= INPUT FOR THIS TASK =
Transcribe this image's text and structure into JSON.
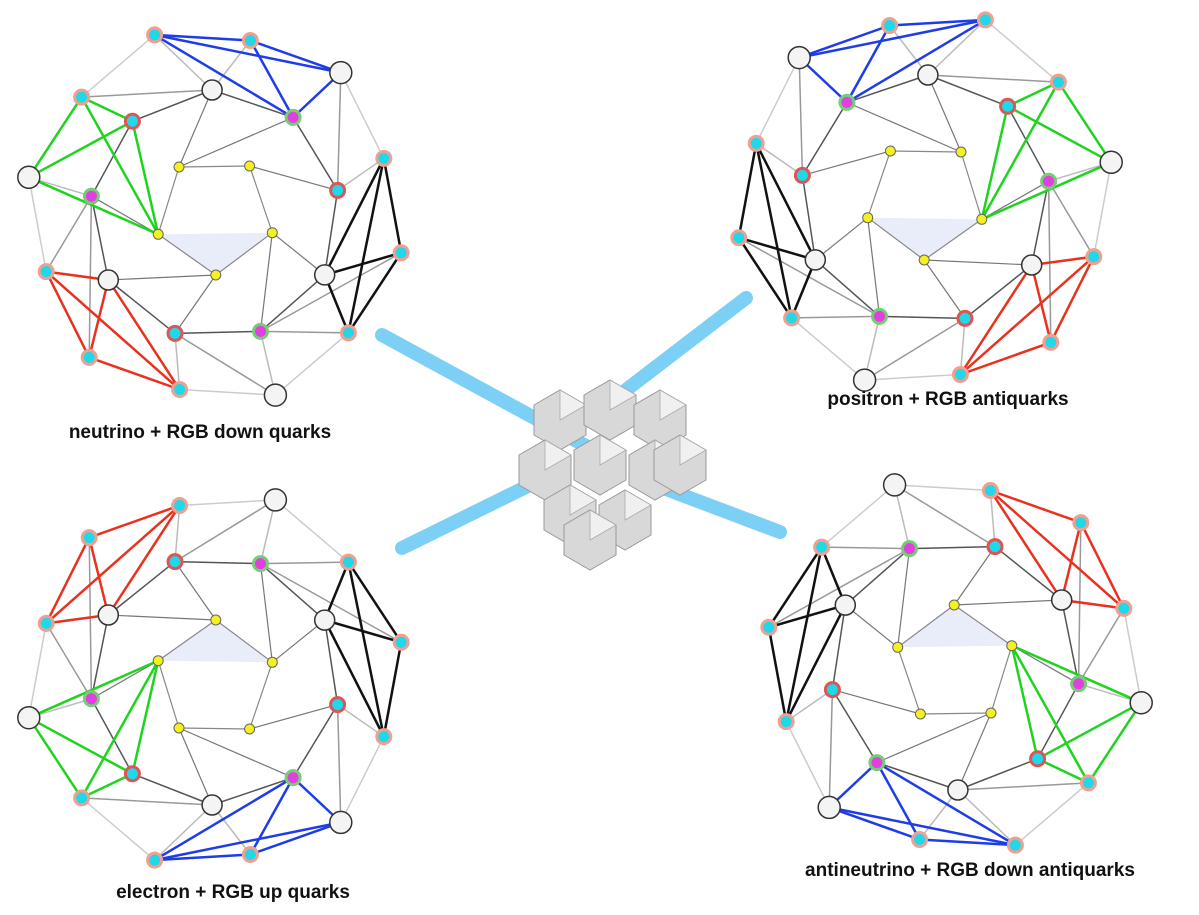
{
  "diagrams": [
    {
      "label": "neutrino + RGB down quarks"
    },
    {
      "label": "positron + RGB antiquarks"
    },
    {
      "label": "electron + RGB up quarks"
    },
    {
      "label": "antineutrino + RGB down antiquarks"
    }
  ]
}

= WHAT TO WORK ON =
Each entry gets copied exactly; the pictures stay out.

= SOLUTION FOR THIS TASK =
Transcribe this image's text and structure into JSON.
{
  "diagrams": [
    {
      "label": "neutrino + RGB down quarks"
    },
    {
      "label": "positron + RGB antiquarks"
    },
    {
      "label": "electron + RGB up quarks"
    },
    {
      "label": "antineutrino + RGB down antiquarks"
    }
  ]
}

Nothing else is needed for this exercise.